Task instructions » Make a verbatim copy of the entries below; pictures stay out.

— begin Dataset records —

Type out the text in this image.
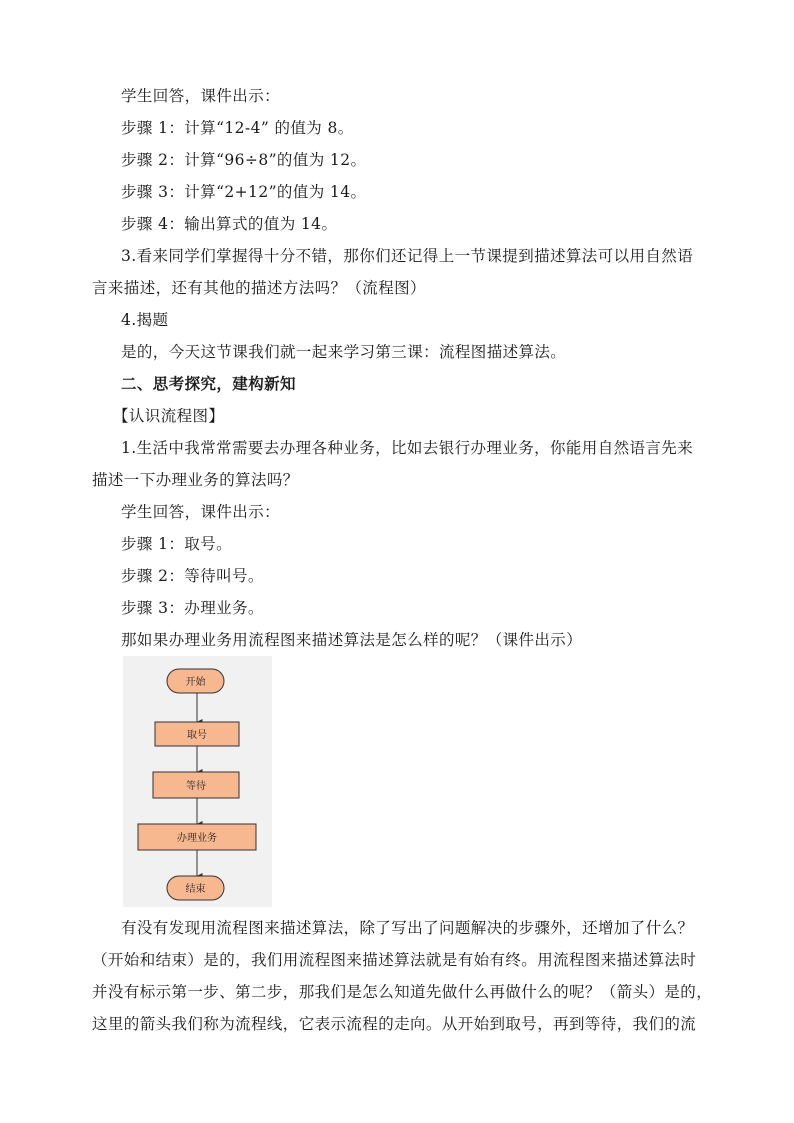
学生回答，课件出示：
步骤 1：计算“12-4” 的值为 8。
步骤 2：计算“96÷8”的值为 12。
步骤 3：计算“2+12”的值为 14。
步骤 4：输出算式的值为 14。
3.看来同学们掌握得十分不错，那你们还记得上一节课提到描述算法可以用自然语
言来描述，还有其他的描述方法吗？（流程图）
4.揭题
是的，今天这节课我们就一起来学习第三课：流程图描述算法。
二、思考探究，建构新知
【认识流程图】
1.生活中我常常需要去办理各种业务，比如去银行办理业务，你能用自然语言先来
描述一下办理业务的算法吗？
学生回答，课件出示：
步骤 1：取号。
步骤 2：等待叫号。
步骤 3：办理业务。
那如果办理业务用流程图来描述算法是怎么样的呢？（课件出示）
开始
取号
等待
办理业务
结束
有没有发现用流程图来描述算法，除了写出了问题解决的步骤外，还增加了什么？
（开始和结束）是的，我们用流程图来描述算法就是有始有终。用流程图来描述算法时
并没有标示第一步、第二步，那我们是怎么知道先做什么再做什么的呢？（箭头）是的，
这里的箭头我们称为流程线，它表示流程的走向。从开始到取号，再到等待，我们的流
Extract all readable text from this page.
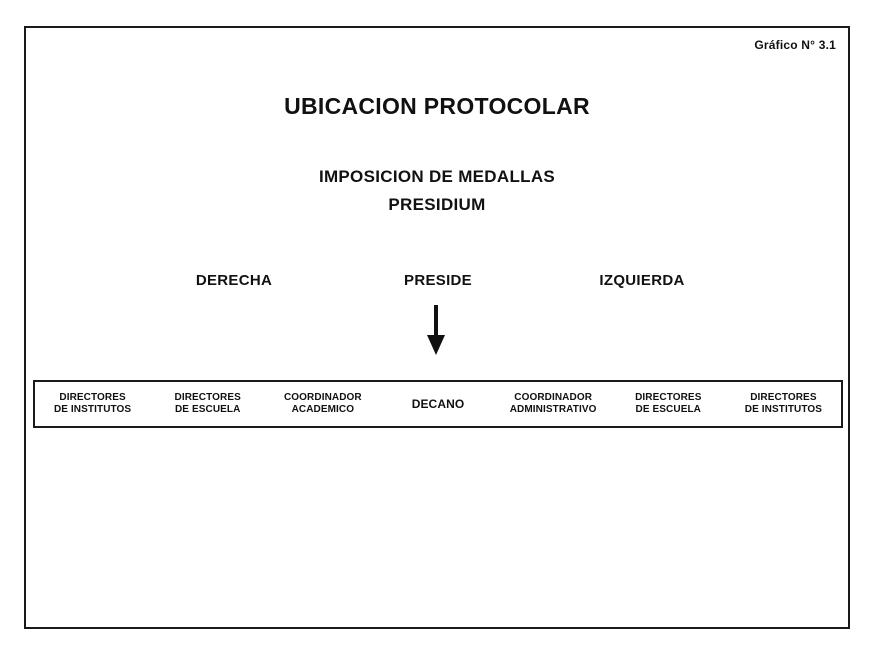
Gráfico N° 3.1
UBICACION PROTOCOLAR
IMPOSICION DE MEDALLAS
PRESIDIUM
DERECHA	PRESIDE	IZQUIERDA
DIRECTORES
DE INSTITUTOS
DIRECTORES
DE ESCUELA
COORDINADOR
ACADEMICO	DECANO	COORDINADOR
ADMINISTRATIVO
DIRECTORES
DE ESCUELA
DIRECTORES
DE INSTITUTOS
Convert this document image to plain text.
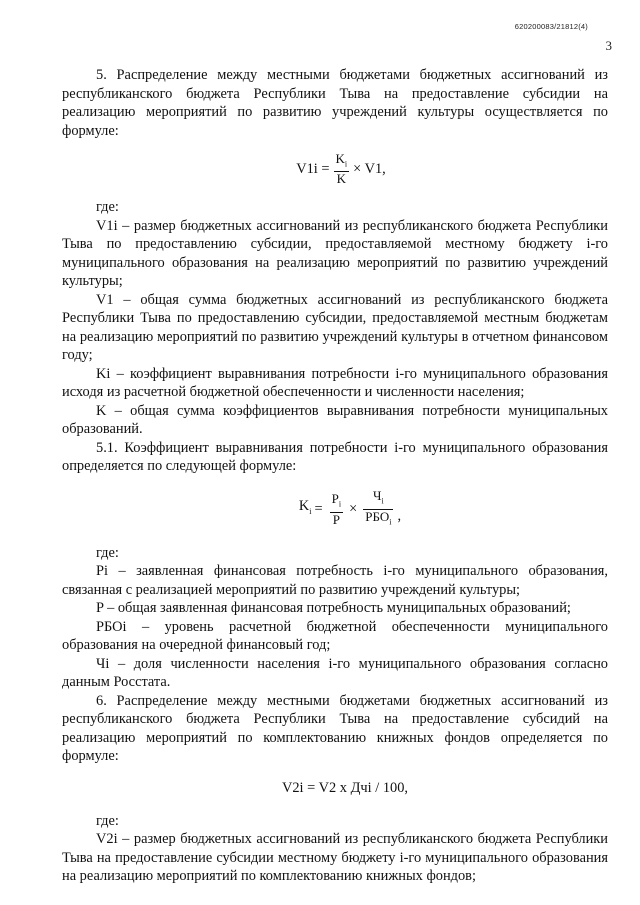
620200083/21812(4)
3

5. Распределение между местными бюджетами бюджетных ассигнований из республиканского бюджета Республики Тыва на предоставление субсидии на реализацию мероприятий по развитию учреждений культуры осуществляется по формуле:

$V1i = \frac{K_i}{K} \times V1$,

где:

V1i – размер бюджетных ассигнований из республиканского бюджета Республики Тыва по предоставлению субсидии, предоставляемой местному бюджету i-го муниципального образования на реализацию мероприятий по развитию учреждений культуры;

V1 – общая сумма бюджетных ассигнований из республиканского бюджета Республики Тыва по предоставлению субсидии, предоставляемой местным бюджетам на реализацию мероприятий по развитию учреждений культуры в отчетном финансовом году;

Ki – коэффициент выравнивания потребности i-го муниципального образования исходя из расчетной бюджетной обеспеченности и численности населения;

K – общая сумма коэффициентов выравнивания потребности муниципальных образований.

5.1. Коэффициент выравнивания потребности i-го муниципального образования определяется по следующей формуле:

$K_i = \frac{P_i}{P} \times \frac{Ч_i}{РБО_i}$ ,

где:

Pi – заявленная финансовая потребность i-го муниципального образования, связанная с реализацией мероприятий по развитию учреждений культуры;

P – общая заявленная финансовая потребность муниципальных образований;

РБОi – уровень расчетной бюджетной обеспеченности муниципального образования на очередной финансовый год;

Чi – доля численности населения i-го муниципального образования согласно данным Росстата.

6. Распределение между местными бюджетами бюджетных ассигнований из республиканского бюджета Республики Тыва на предоставление субсидий на реализацию мероприятий по комплектованию книжных фондов определяется по формуле:

V2i = V2 х Дчi / 100,

где:

V2i – размер бюджетных ассигнований из республиканского бюджета Республики Тыва на предоставление субсидии местному бюджету i-го муниципального образования на реализацию мероприятий по комплектованию книжных фондов;
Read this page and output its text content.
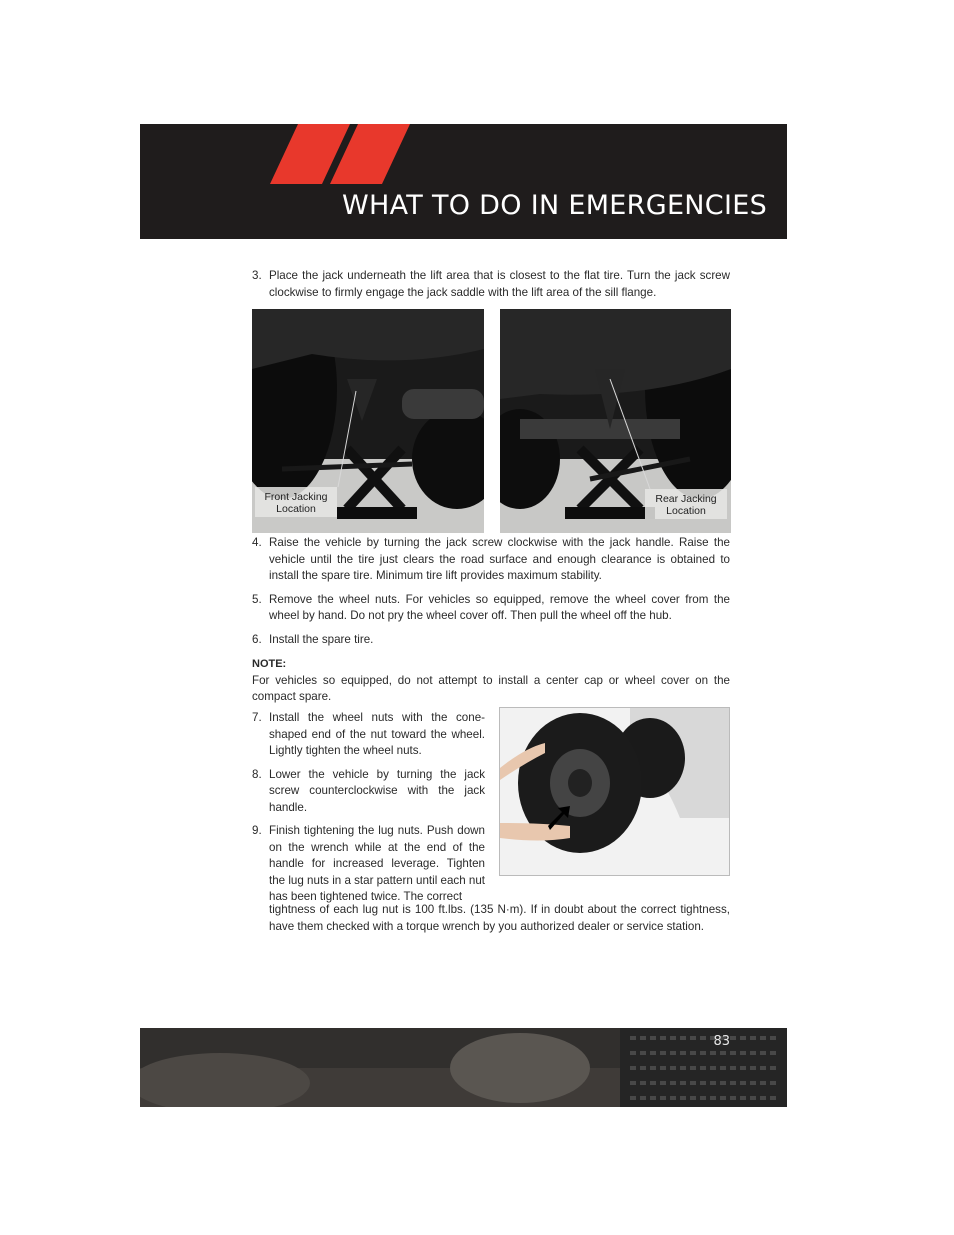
WHAT TO DO IN EMERGENCIES
3. Place the jack underneath the lift area that is closest to the flat tire. Turn the jack screw clockwise to firmly engage the jack saddle with the lift area of the sill flange.
Front Jacking
Location
Rear Jacking
Location
4. Raise the vehicle by turning the jack screw clockwise with the jack handle. Raise the vehicle until the tire just clears the road surface and enough clearance is obtained to install the spare tire. Minimum tire lift provides maximum stability.
5. Remove the wheel nuts. For vehicles so equipped, remove the wheel cover from the wheel by hand. Do not pry the wheel cover off. Then pull the wheel off the hub.
6. Install the spare tire.
NOTE:
For vehicles so equipped, do not attempt to install a center cap or wheel cover on the compact spare.
7. Install the wheel nuts with the cone-shaped end of the nut toward the wheel. Lightly tighten the wheel nuts.
8. Lower the vehicle by turning the jack screw counterclockwise with the jack handle.
9. Finish tightening the lug nuts. Push down on the wrench while at the end of the handle for increased leverage. Tighten the lug nuts in a star pattern until each nut has been tightened twice. The correct
tightness of each lug nut is 100 ft.lbs. (135 N·m). If in doubt about the correct tightness, have them checked with a torque wrench by you authorized dealer or service station.
83
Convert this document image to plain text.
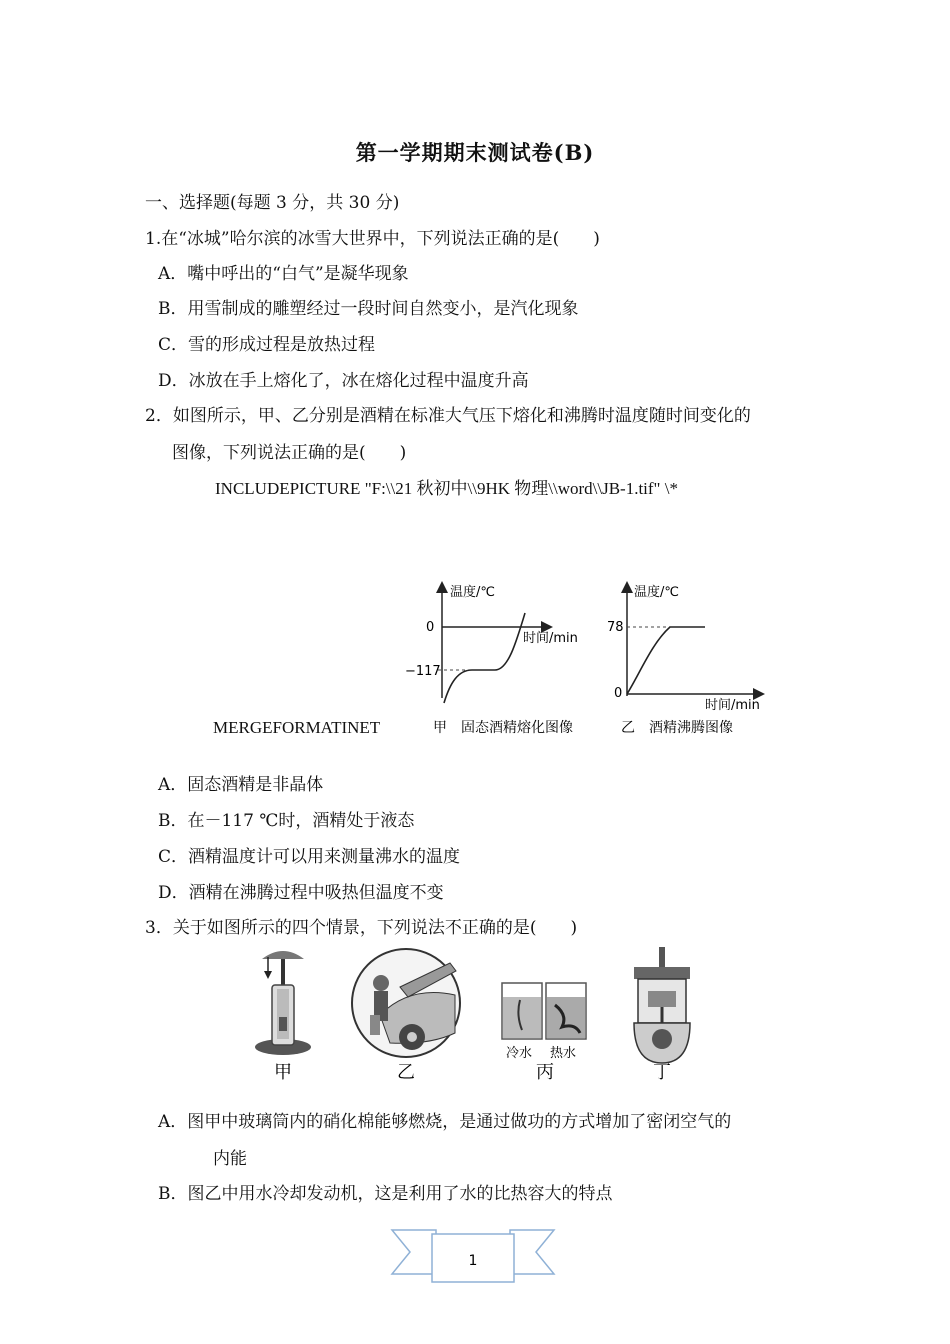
第一学期期末测试卷(B)
一、选择题(每题 3 分，共 30 分)
1.在“冰城”哈尔滨的冰雪大世界中，下列说法正确的是(　　)
A．嘴中呼出的“白气”是凝华现象
B．用雪制成的雕塑经过一段时间自然变小，是汽化现象
C．雪的形成过程是放热过程
D．冰放在手上熔化了，冰在熔化过程中温度升高
2．如图所示，甲、乙分别是酒精在标准大气压下熔化和沸腾时温度随时间变化的
图像，下列说法正确的是(　　)
INCLUDEPICTURE "F:\\21 秋初中\\9HK 物理\\word\\JB-1.tif" \*
MERGEFORMATINET
温度/℃
时间/min
0
−117
甲　固态酒精熔化图像
温度/℃
时间/min
78
0
乙　酒精沸腾图像
A．固态酒精是非晶体
B．在－117 ℃时，酒精处于液态
C．酒精温度计可以用来测量沸水的温度
D．酒精在沸腾过程中吸热但温度不变
3．关于如图所示的四个情景，下列说法不正确的是(　　)
甲	乙
冷水 热水
丙	丁
A．图甲中玻璃筒内的硝化棉能够燃烧，是通过做功的方式增加了密闭空气的
内能
B．图乙中用水冷却发动机，这是利用了水的比热容大的特点
1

— end Dataset records —

Result for this exercise »
Type out the text in this image.
学生回答，课件出示：
步骤 1：计算“12-4” 的值为 8。
步骤 2：计算“96÷8”的值为 12。
步骤 3：计算“2+12”的值为 14。
步骤 4：输出算式的值为 14。
3.看来同学们掌握得十分不错，那你们还记得上一节课提到描述算法可以用自然语
言来描述，还有其他的描述方法吗？（流程图）
4.揭题
是的，今天这节课我们就一起来学习第三课：流程图描述算法。
二、思考探究，建构新知
【认识流程图】
1.生活中我常常需要去办理各种业务，比如去银行办理业务，你能用自然语言先来
描述一下办理业务的算法吗？
学生回答，课件出示：
步骤 1：取号。
步骤 2：等待叫号。
步骤 3：办理业务。
那如果办理业务用流程图来描述算法是怎么样的呢？（课件出示）
开始
取号
等待
办理业务
结束
有没有发现用流程图来描述算法，除了写出了问题解决的步骤外，还增加了什么？
（开始和结束）是的，我们用流程图来描述算法就是有始有终。用流程图来描述算法时
并没有标示第一步、第二步，那我们是怎么知道先做什么再做什么的呢？（箭头）是的，
这里的箭头我们称为流程线，它表示流程的走向。从开始到取号，再到等待，我们的流
Extract all readable text from this page.
Gráfico N° 3.1
UBICACION PROTOCOLAR
IMPOSICION DE MEDALLAS
PRESIDIUM
DERECHA	PRESIDE	IZQUIERDA
DIRECTORES
DE INSTITUTOS
DIRECTORES
DE ESCUELA
COORDINADOR
ACADEMICO	DECANO	COORDINADOR
ADMINISTRATIVO
DIRECTORES
DE ESCUELA
DIRECTORES
DE INSTITUTOS
Convert this document image to plain text.
620200083/21812(4)
3

5. Распределение между местными бюджетами бюджетных ассигнований из республиканского бюджета Республики Тыва на предоставление субсидии на реализацию мероприятий по развитию учреждений культуры осуществляется по формуле:

$V1i = \frac{K_i}{K} \times V1$,

где:

V1i – размер бюджетных ассигнований из республиканского бюджета Республики Тыва по предоставлению субсидии, предоставляемой местному бюджету i-го муниципального образования на реализацию мероприятий по развитию учреждений культуры;

V1 – общая сумма бюджетных ассигнований из республиканского бюджета Республики Тыва по предоставлению субсидии, предоставляемой местным бюджетам на реализацию мероприятий по развитию учреждений культуры в отчетном финансовом году;

Ki – коэффициент выравнивания потребности i-го муниципального образования исходя из расчетной бюджетной обеспеченности и численности населения;

K – общая сумма коэффициентов выравнивания потребности муниципальных образований.

5.1. Коэффициент выравнивания потребности i-го муниципального образования определяется по следующей формуле:

$K_i = \frac{P_i}{P} \times \frac{Ч_i}{РБО_i}$ ,

где:

Pi – заявленная финансовая потребность i-го муниципального образования, связанная с реализацией мероприятий по развитию учреждений культуры;

P – общая заявленная финансовая потребность муниципальных образований;

РБОi – уровень расчетной бюджетной обеспеченности муниципального образования на очередной финансовый год;

Чi – доля численности населения i-го муниципального образования согласно данным Росстата.

6. Распределение между местными бюджетами бюджетных ассигнований из республиканского бюджета Республики Тыва на предоставление субсидий на реализацию мероприятий по комплектованию книжных фондов определяется по формуле:

V2i = V2 х Дчi / 100,

где:

V2i – размер бюджетных ассигнований из республиканского бюджета Республики Тыва на предоставление субсидии местному бюджету i-го муниципального образования на реализацию мероприятий по комплектованию книжных фондов;
Read this page and output its text content.
WHAT TO DO IN EMERGENCIES
3. Place the jack underneath the lift area that is closest to the flat tire. Turn the jack screw clockwise to firmly engage the jack saddle with the lift area of the sill flange.
Front Jacking
Location
Rear Jacking
Location
4. Raise the vehicle by turning the jack screw clockwise with the jack handle. Raise the vehicle until the tire just clears the road surface and enough clearance is obtained to install the spare tire. Minimum tire lift provides maximum stability.
5. Remove the wheel nuts. For vehicles so equipped, remove the wheel cover from the wheel by hand. Do not pry the wheel cover off. Then pull the wheel off the hub.
6. Install the spare tire.
NOTE:
For vehicles so equipped, do not attempt to install a center cap or wheel cover on the compact spare.
7. Install the wheel nuts with the cone-shaped end of the nut toward the wheel. Lightly tighten the wheel nuts.
8. Lower the vehicle by turning the jack screw counterclockwise with the jack handle.
9. Finish tightening the lug nuts. Push down on the wrench while at the end of the handle for increased leverage. Tighten the lug nuts in a star pattern until each nut has been tightened twice. The correct
tightness of each lug nut is 100 ft.lbs. (135 N·m). If in doubt about the correct tightness, have them checked with a torque wrench by you authorized dealer or service station.
83
Convert this document image to plain text.
第一学期期末测试卷(B)
一、选择题(每题 3 分，共 30 分)
1.在“冰城”哈尔滨的冰雪大世界中，下列说法正确的是(　　)
A．嘴中呼出的“白气”是凝华现象
B．用雪制成的雕塑经过一段时间自然变小，是汽化现象
C．雪的形成过程是放热过程
D．冰放在手上熔化了，冰在熔化过程中温度升高
2．如图所示，甲、乙分别是酒精在标准大气压下熔化和沸腾时温度随时间变化的
图像，下列说法正确的是(　　)
INCLUDEPICTURE "F:\\21 秋初中\\9HK 物理\\word\\JB-1.tif" \*
MERGEFORMATINET
温度/℃
时间/min
0
−117
甲　固态酒精熔化图像
温度/℃
时间/min
78
0
乙　酒精沸腾图像
A．固态酒精是非晶体
B．在－117 ℃时，酒精处于液态
C．酒精温度计可以用来测量沸水的温度
D．酒精在沸腾过程中吸热但温度不变
3．关于如图所示的四个情景，下列说法不正确的是(　　)
甲	乙
冷水 热水
丙	丁
A．图甲中玻璃筒内的硝化棉能够燃烧，是通过做功的方式增加了密闭空气的
内能
B．图乙中用水冷却发动机，这是利用了水的比热容大的特点
1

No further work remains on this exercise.